Copy out, from the entries below, each line holding the string "Converter".
-- Begin Supplied information --
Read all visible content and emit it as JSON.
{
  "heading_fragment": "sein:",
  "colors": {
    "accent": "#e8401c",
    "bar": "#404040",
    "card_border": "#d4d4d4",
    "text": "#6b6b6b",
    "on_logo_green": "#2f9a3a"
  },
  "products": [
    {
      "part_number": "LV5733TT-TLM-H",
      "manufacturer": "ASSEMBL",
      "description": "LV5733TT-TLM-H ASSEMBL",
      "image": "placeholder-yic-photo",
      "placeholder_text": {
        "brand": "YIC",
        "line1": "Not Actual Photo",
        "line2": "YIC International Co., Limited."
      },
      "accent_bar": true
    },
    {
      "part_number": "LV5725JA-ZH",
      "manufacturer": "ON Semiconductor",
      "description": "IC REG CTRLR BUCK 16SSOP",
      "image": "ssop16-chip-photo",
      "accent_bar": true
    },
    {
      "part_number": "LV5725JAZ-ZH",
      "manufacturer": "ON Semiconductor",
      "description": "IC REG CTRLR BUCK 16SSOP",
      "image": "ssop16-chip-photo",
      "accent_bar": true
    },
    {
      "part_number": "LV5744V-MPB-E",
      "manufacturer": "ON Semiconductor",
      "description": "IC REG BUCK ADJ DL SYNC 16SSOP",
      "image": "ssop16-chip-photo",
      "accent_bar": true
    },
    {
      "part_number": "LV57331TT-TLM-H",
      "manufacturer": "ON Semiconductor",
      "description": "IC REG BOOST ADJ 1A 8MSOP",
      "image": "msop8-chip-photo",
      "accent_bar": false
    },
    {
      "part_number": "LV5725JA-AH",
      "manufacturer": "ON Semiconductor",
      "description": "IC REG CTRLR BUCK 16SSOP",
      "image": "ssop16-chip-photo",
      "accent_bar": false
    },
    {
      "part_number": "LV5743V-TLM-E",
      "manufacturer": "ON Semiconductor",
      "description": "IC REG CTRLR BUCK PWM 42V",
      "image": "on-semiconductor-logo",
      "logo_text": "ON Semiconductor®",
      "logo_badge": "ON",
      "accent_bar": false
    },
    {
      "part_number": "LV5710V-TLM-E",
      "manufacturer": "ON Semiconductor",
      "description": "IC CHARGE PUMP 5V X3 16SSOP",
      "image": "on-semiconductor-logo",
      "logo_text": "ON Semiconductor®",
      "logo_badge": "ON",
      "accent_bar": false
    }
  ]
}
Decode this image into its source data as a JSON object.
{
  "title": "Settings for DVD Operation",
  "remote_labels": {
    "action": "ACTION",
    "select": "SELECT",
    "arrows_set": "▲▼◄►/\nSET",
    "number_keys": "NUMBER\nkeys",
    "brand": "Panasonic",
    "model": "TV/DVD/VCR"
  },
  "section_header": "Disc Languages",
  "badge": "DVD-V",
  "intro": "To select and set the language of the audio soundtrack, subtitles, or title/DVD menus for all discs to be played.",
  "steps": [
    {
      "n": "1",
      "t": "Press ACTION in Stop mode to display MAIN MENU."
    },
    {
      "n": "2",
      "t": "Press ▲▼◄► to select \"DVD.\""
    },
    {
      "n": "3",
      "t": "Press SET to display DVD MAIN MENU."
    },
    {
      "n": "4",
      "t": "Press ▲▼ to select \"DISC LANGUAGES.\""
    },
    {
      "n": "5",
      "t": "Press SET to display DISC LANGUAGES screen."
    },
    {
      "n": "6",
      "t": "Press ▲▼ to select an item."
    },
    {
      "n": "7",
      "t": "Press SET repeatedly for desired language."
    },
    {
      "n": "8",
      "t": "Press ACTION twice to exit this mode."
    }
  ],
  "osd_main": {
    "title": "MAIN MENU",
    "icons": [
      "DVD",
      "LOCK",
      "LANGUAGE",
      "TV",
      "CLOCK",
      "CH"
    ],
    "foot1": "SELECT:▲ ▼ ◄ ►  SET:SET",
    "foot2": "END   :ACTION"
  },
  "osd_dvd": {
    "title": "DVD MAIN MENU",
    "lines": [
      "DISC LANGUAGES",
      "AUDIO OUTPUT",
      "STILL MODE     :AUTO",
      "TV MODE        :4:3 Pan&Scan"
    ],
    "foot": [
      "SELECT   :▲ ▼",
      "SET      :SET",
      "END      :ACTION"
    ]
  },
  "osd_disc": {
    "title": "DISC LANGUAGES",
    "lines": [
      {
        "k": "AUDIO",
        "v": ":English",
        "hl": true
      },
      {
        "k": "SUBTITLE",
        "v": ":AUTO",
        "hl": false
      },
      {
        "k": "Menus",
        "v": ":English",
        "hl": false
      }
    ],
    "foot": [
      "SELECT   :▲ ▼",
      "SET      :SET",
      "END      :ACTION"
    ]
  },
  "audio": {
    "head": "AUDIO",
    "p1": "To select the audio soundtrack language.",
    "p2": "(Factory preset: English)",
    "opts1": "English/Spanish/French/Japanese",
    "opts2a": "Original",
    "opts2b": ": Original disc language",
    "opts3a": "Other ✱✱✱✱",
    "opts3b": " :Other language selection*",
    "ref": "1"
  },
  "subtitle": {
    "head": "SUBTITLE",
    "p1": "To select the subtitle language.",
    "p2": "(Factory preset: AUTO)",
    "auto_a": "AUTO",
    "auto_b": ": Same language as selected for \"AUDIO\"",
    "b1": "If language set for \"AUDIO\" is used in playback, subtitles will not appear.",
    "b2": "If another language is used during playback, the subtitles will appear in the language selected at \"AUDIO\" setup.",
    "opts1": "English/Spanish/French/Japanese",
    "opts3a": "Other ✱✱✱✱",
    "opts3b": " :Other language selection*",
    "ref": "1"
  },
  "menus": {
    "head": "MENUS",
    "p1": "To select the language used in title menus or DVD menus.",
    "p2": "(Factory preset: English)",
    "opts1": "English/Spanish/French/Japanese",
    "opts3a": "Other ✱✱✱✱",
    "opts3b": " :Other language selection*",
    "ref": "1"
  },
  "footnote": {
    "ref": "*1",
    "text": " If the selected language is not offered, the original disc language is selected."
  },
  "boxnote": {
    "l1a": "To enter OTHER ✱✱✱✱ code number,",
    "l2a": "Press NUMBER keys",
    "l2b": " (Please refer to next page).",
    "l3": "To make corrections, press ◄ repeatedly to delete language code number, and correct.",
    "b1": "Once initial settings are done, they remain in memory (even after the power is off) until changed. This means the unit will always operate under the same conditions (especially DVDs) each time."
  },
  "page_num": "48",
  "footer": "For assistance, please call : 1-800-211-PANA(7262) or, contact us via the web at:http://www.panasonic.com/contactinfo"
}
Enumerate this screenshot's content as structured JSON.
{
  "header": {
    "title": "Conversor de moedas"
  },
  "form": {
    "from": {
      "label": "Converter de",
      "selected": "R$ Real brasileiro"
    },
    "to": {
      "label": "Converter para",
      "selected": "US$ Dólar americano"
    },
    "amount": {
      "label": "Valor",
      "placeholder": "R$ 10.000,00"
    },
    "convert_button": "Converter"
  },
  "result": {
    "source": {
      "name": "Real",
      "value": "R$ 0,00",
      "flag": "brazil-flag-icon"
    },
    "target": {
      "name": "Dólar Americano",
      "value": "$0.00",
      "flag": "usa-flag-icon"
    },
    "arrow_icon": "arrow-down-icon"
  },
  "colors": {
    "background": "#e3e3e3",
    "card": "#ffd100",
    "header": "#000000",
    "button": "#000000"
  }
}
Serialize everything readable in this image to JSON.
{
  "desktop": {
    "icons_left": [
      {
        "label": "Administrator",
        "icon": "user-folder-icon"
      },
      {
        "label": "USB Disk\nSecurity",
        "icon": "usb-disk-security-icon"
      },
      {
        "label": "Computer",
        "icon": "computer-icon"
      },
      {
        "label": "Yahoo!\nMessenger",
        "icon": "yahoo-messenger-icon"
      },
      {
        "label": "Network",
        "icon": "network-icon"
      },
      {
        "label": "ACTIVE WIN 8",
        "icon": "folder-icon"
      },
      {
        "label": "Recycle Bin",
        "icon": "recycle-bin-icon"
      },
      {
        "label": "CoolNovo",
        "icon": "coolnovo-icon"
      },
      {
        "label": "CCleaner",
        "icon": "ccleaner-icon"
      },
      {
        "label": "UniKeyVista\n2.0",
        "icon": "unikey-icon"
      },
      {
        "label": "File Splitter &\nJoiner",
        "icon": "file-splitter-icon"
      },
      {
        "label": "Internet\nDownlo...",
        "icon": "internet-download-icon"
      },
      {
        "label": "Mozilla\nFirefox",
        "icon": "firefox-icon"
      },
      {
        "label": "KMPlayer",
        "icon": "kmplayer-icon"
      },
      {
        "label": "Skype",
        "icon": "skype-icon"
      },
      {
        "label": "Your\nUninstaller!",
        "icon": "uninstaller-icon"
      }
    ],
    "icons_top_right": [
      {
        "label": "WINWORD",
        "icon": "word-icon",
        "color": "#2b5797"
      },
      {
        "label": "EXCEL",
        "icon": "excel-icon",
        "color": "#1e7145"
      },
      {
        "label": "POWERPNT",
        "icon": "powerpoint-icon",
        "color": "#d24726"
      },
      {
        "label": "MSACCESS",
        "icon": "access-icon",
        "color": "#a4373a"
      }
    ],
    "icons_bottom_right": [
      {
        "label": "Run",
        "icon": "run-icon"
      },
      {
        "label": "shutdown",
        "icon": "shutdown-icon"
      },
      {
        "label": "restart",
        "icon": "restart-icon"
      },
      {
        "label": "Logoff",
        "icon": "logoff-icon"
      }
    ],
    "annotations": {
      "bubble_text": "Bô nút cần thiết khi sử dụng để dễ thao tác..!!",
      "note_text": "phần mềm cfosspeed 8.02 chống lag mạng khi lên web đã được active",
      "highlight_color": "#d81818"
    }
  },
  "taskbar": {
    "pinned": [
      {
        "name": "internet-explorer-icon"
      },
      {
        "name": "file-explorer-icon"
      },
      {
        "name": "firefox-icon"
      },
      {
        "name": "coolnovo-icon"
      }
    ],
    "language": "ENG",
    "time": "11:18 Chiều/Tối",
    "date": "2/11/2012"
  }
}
-- End Supplied information --
**Final result**
      "label": "Converter de",
      "label": "Converter para",
    "convert_button": "Converter"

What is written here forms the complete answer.